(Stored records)
= = =

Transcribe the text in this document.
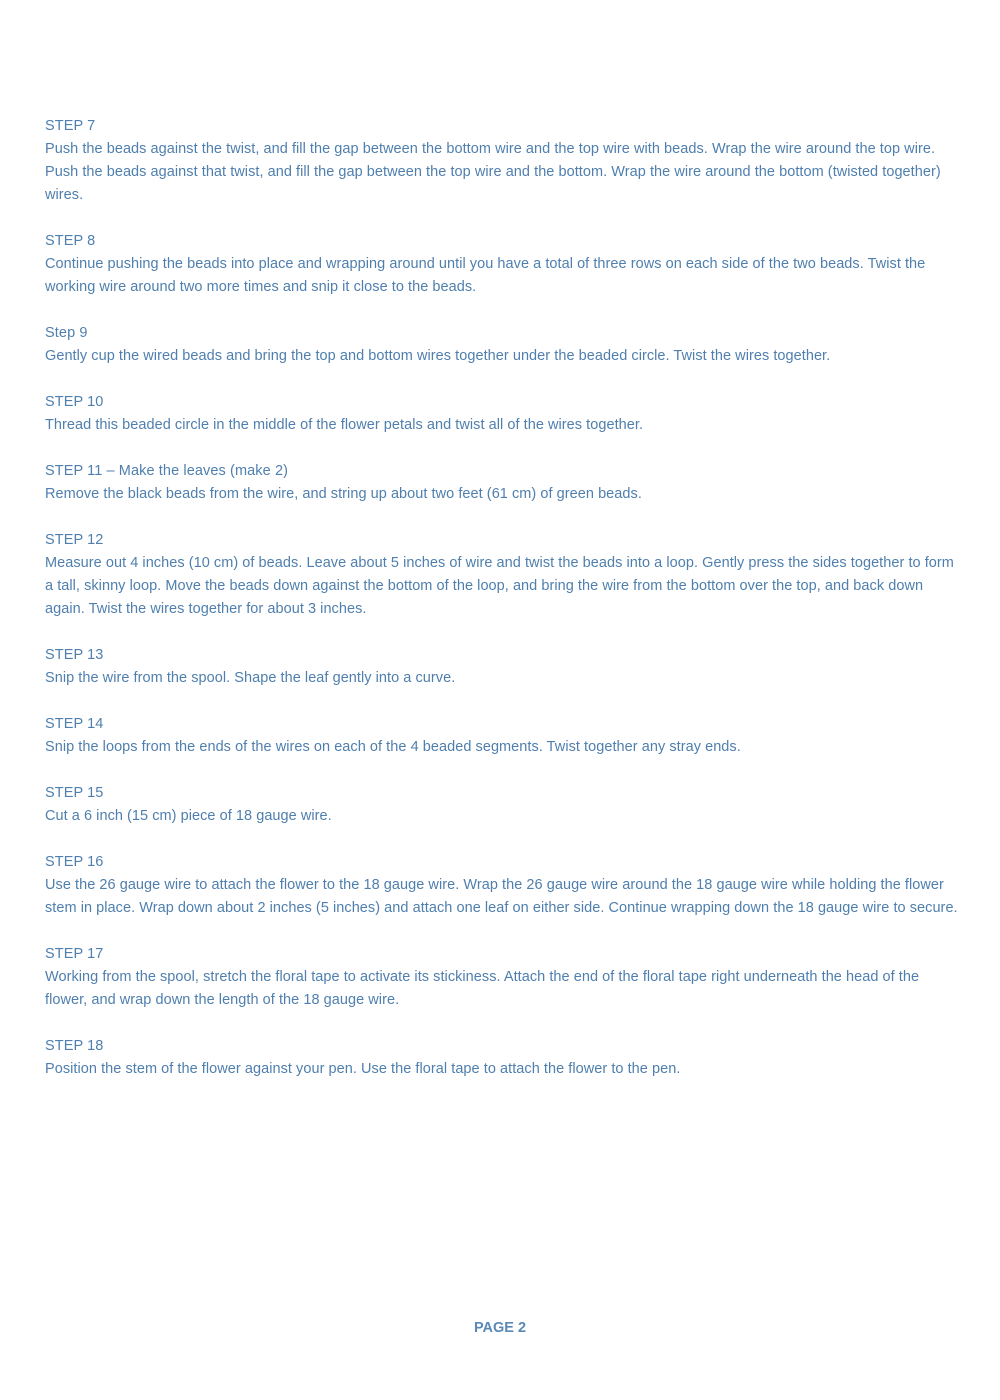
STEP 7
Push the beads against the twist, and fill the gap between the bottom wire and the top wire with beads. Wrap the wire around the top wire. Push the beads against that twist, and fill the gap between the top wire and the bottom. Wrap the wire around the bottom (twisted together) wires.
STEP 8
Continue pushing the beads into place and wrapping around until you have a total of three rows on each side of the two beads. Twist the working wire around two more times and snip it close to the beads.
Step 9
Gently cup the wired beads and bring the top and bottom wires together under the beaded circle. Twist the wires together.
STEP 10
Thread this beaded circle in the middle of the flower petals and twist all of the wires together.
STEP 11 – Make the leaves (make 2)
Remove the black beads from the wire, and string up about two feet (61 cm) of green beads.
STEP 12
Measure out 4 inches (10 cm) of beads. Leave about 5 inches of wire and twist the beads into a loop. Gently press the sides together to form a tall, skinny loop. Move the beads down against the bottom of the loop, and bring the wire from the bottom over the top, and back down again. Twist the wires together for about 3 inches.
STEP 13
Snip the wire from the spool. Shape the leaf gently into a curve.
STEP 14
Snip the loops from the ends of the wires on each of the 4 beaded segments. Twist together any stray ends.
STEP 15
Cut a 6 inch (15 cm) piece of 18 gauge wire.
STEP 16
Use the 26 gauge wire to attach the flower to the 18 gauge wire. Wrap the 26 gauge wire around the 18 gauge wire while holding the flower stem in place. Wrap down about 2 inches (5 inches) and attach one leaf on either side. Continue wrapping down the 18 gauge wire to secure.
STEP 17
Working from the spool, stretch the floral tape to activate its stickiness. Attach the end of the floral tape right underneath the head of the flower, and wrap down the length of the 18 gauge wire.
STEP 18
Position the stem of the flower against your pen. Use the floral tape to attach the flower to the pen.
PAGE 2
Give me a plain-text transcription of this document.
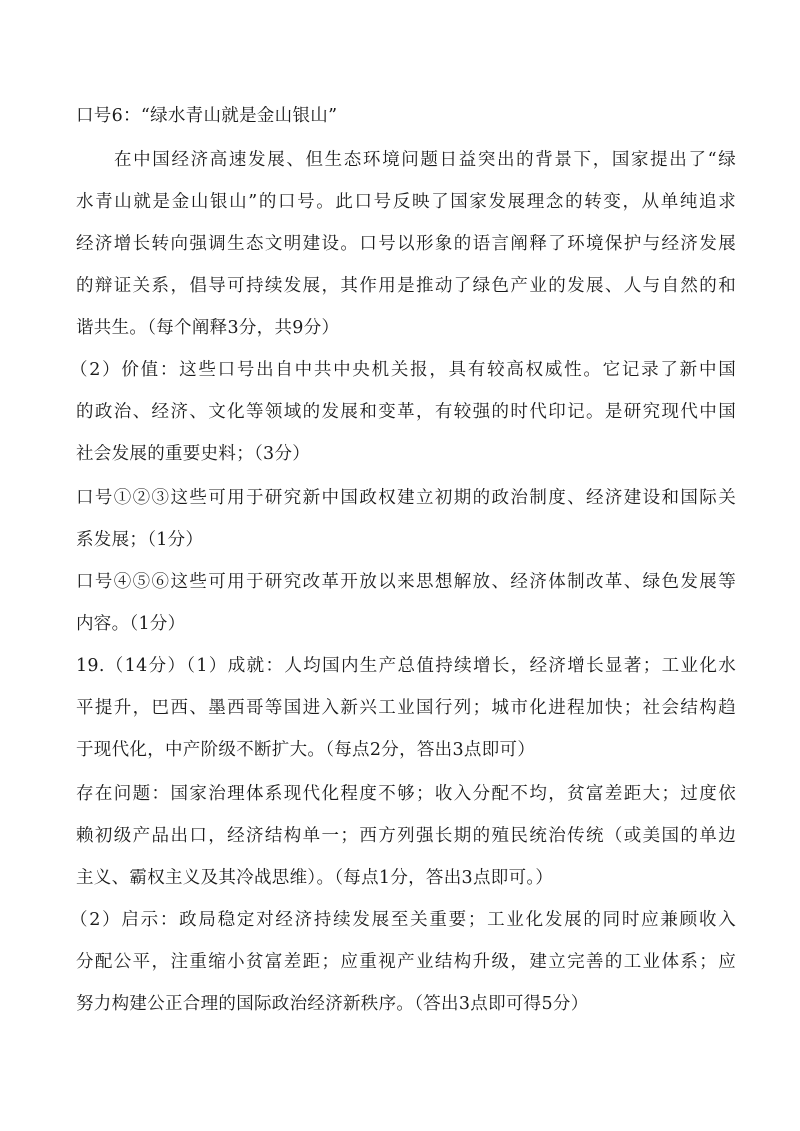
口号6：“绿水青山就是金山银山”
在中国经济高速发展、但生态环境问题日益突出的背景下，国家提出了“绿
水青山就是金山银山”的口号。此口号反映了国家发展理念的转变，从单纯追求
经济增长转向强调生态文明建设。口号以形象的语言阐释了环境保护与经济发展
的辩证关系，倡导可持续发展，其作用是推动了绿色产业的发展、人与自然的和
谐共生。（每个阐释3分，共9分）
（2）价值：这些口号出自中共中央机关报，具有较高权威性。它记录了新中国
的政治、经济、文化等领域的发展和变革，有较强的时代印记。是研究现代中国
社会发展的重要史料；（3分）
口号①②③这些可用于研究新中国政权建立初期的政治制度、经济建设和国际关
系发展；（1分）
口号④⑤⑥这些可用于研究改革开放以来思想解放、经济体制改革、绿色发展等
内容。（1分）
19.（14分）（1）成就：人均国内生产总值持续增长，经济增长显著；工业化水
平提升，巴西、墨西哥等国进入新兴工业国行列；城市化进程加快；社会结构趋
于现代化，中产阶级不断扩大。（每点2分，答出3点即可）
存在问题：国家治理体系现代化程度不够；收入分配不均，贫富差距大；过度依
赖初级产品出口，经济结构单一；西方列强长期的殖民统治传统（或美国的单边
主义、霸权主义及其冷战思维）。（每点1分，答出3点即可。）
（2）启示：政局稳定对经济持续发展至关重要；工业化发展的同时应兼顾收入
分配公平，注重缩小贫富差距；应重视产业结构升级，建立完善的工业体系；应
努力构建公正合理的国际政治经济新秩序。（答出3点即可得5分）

= = =

What needs to be done:
With the pictures omitted, reproduce the records in full and exactly.

Solved problem:
Transcribe the text in this document.
STEP 7
Push the beads against the twist, and fill the gap between the bottom wire and the top wire with beads. Wrap the wire around the top wire. Push the beads against that twist, and fill the gap between the top wire and the bottom. Wrap the wire around the bottom (twisted together) wires.
STEP 8
Continue pushing the beads into place and wrapping around until you have a total of three rows on each side of the two beads. Twist the working wire around two more times and snip it close to the beads.
Step 9
Gently cup the wired beads and bring the top and bottom wires together under the beaded circle. Twist the wires together.
STEP 10
Thread this beaded circle in the middle of the flower petals and twist all of the wires together.
STEP 11 – Make the leaves (make 2)
Remove the black beads from the wire, and string up about two feet (61 cm) of green beads.
STEP 12
Measure out 4 inches (10 cm) of beads. Leave about 5 inches of wire and twist the beads into a loop. Gently press the sides together to form a tall, skinny loop. Move the beads down against the bottom of the loop, and bring the wire from the bottom over the top, and back down again. Twist the wires together for about 3 inches.
STEP 13
Snip the wire from the spool. Shape the leaf gently into a curve.
STEP 14
Snip the loops from the ends of the wires on each of the 4 beaded segments. Twist together any stray ends.
STEP 15
Cut a 6 inch (15 cm) piece of 18 gauge wire.
STEP 16
Use the 26 gauge wire to attach the flower to the 18 gauge wire. Wrap the 26 gauge wire around the 18 gauge wire while holding the flower stem in place. Wrap down about 2 inches (5 inches) and attach one leaf on either side. Continue wrapping down the 18 gauge wire to secure.
STEP 17
Working from the spool, stretch the floral tape to activate its stickiness. Attach the end of the floral tape right underneath the head of the flower, and wrap down the length of the 18 gauge wire.
STEP 18
Position the stem of the flower against your pen. Use the floral tape to attach the flower to the pen.
PAGE 2
Give me a plain-text transcription of this document.
口号6：“绿水青山就是金山银山”
在中国经济高速发展、但生态环境问题日益突出的背景下，国家提出了“绿
水青山就是金山银山”的口号。此口号反映了国家发展理念的转变，从单纯追求
经济增长转向强调生态文明建设。口号以形象的语言阐释了环境保护与经济发展
的辩证关系，倡导可持续发展，其作用是推动了绿色产业的发展、人与自然的和
谐共生。（每个阐释3分，共9分）
（2）价值：这些口号出自中共中央机关报，具有较高权威性。它记录了新中国
的政治、经济、文化等领域的发展和变革，有较强的时代印记。是研究现代中国
社会发展的重要史料；（3分）
口号①②③这些可用于研究新中国政权建立初期的政治制度、经济建设和国际关
系发展；（1分）
口号④⑤⑥这些可用于研究改革开放以来思想解放、经济体制改革、绿色发展等
内容。（1分）
19.（14分）（1）成就：人均国内生产总值持续增长，经济增长显著；工业化水
平提升，巴西、墨西哥等国进入新兴工业国行列；城市化进程加快；社会结构趋
于现代化，中产阶级不断扩大。（每点2分，答出3点即可）
存在问题：国家治理体系现代化程度不够；收入分配不均，贫富差距大；过度依
赖初级产品出口，经济结构单一；西方列强长期的殖民统治传统（或美国的单边
主义、霸权主义及其冷战思维）。（每点1分，答出3点即可。）
（2）启示：政局稳定对经济持续发展至关重要；工业化发展的同时应兼顾收入
分配公平，注重缩小贫富差距；应重视产业结构升级，建立完善的工业体系；应
努力构建公正合理的国际政治经济新秩序。（答出3点即可得5分）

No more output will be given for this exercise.